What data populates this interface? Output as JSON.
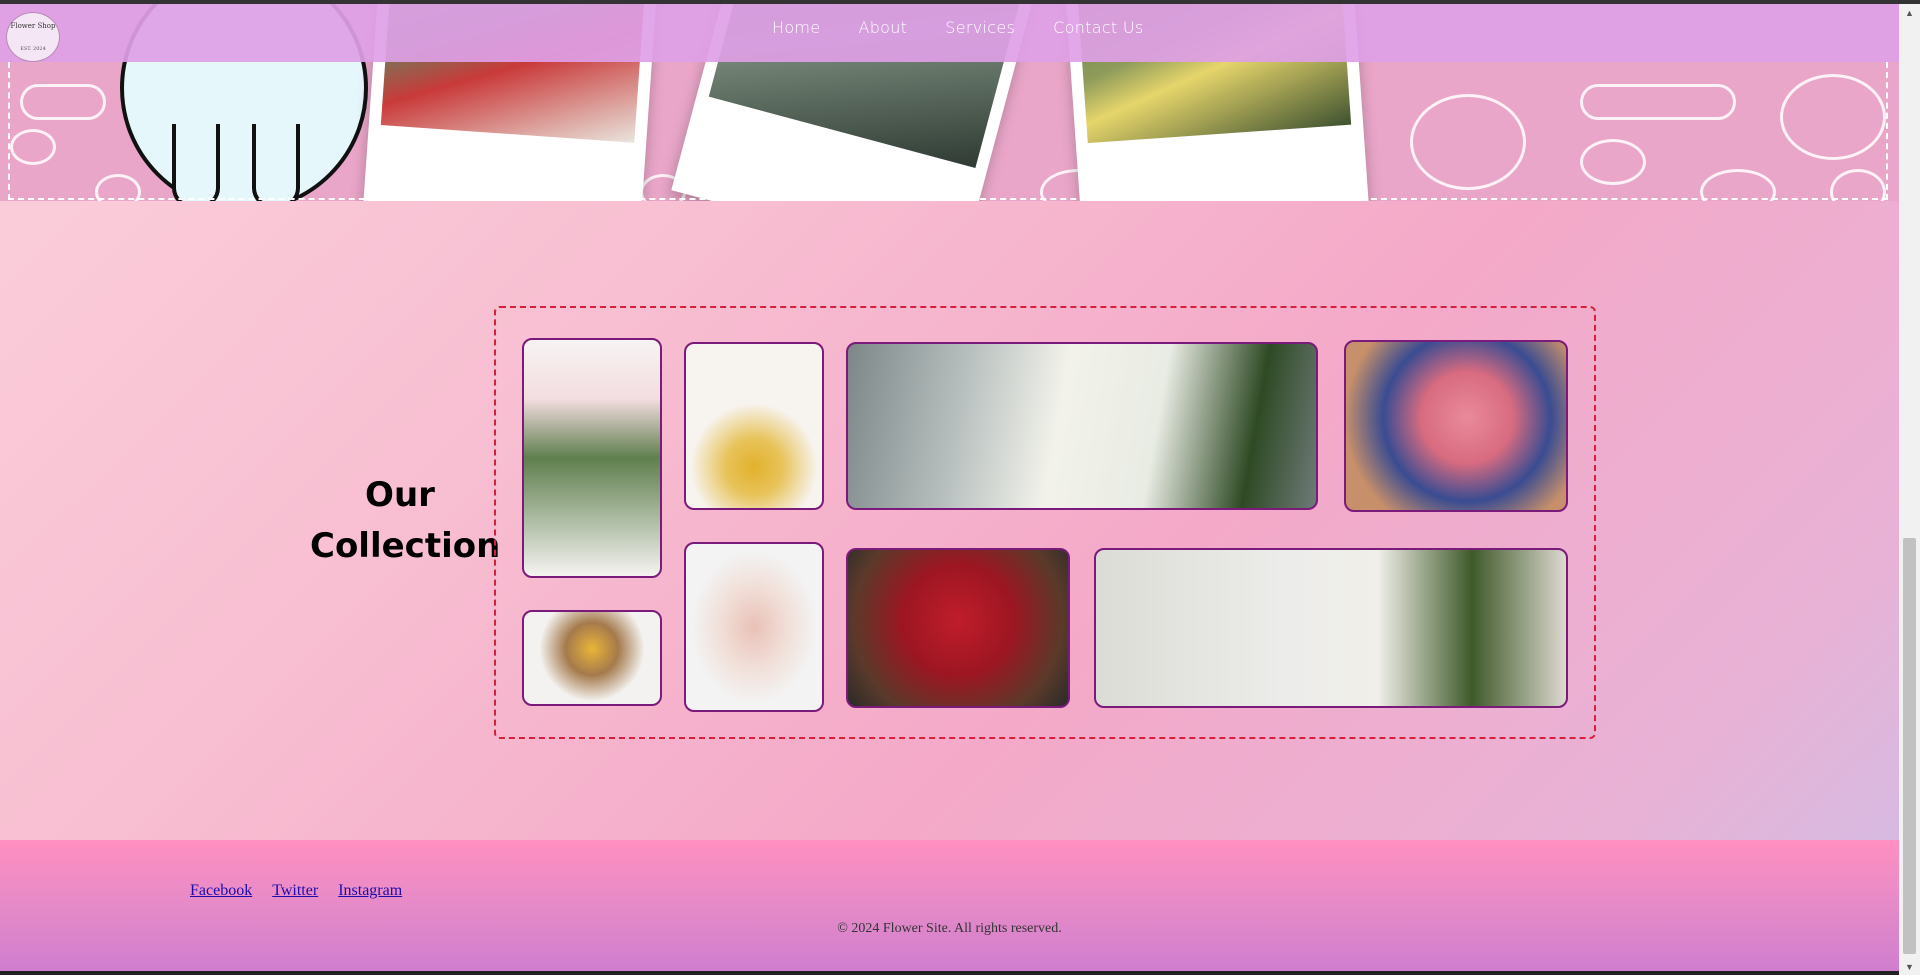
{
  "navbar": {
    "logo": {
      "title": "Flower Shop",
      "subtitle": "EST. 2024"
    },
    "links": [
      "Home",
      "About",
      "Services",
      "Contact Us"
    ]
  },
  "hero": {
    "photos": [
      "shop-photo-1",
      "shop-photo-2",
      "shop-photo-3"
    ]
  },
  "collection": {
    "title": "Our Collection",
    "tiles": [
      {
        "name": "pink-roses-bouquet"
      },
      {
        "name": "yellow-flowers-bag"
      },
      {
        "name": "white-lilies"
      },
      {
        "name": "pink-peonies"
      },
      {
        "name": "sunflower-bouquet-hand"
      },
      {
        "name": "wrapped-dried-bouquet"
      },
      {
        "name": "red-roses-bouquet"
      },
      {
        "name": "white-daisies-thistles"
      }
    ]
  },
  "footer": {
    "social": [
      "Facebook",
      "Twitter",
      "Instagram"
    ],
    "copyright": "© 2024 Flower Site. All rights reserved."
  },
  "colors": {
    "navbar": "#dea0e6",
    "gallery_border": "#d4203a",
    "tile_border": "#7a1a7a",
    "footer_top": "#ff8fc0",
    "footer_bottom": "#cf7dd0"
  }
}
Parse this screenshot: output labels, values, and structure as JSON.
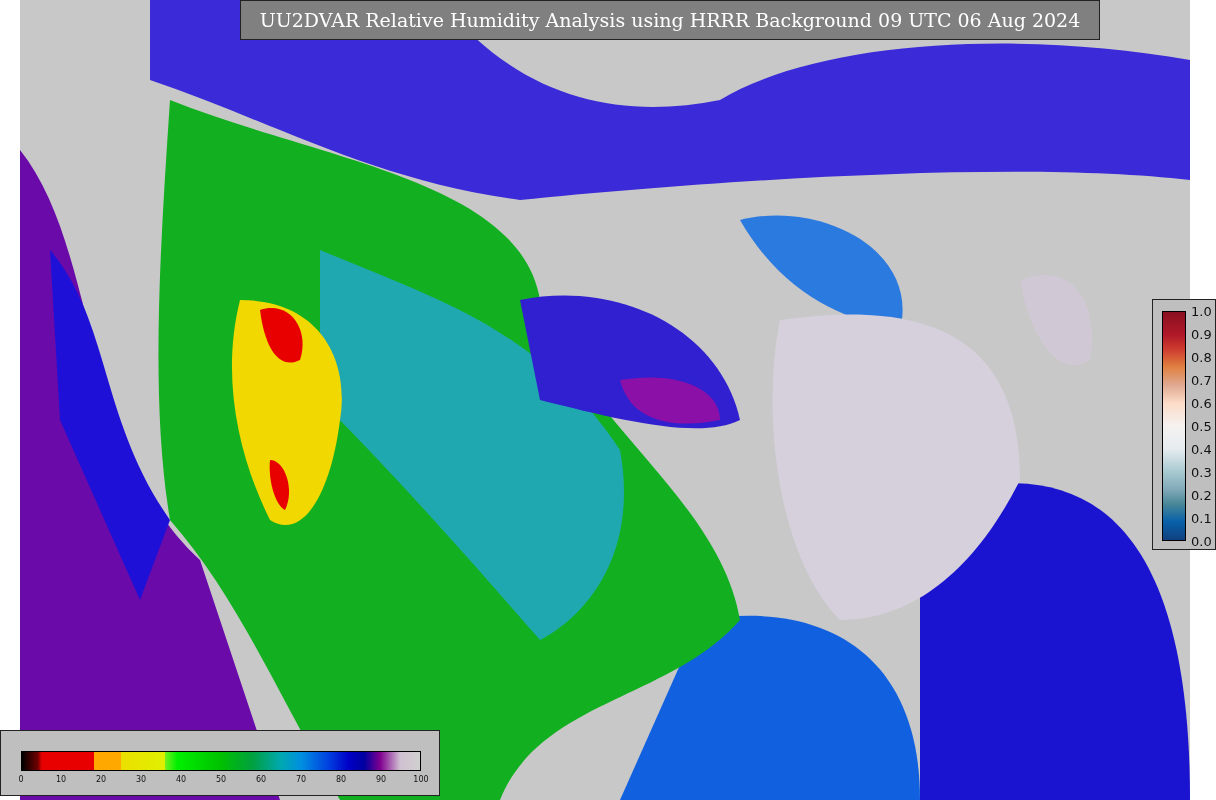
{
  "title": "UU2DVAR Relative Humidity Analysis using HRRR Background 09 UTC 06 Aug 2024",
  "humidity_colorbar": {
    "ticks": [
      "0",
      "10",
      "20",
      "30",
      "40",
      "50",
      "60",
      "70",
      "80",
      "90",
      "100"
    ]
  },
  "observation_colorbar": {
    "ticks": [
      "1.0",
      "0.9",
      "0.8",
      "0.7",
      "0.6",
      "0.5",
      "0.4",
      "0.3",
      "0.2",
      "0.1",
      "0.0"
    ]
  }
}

The task: From the data above, copy each line where the string "JSON" appears.

Answer to the problem:
What data populates this interface? Output as JSON.
Parse this screenshot: output labels, values, and structure as JSON.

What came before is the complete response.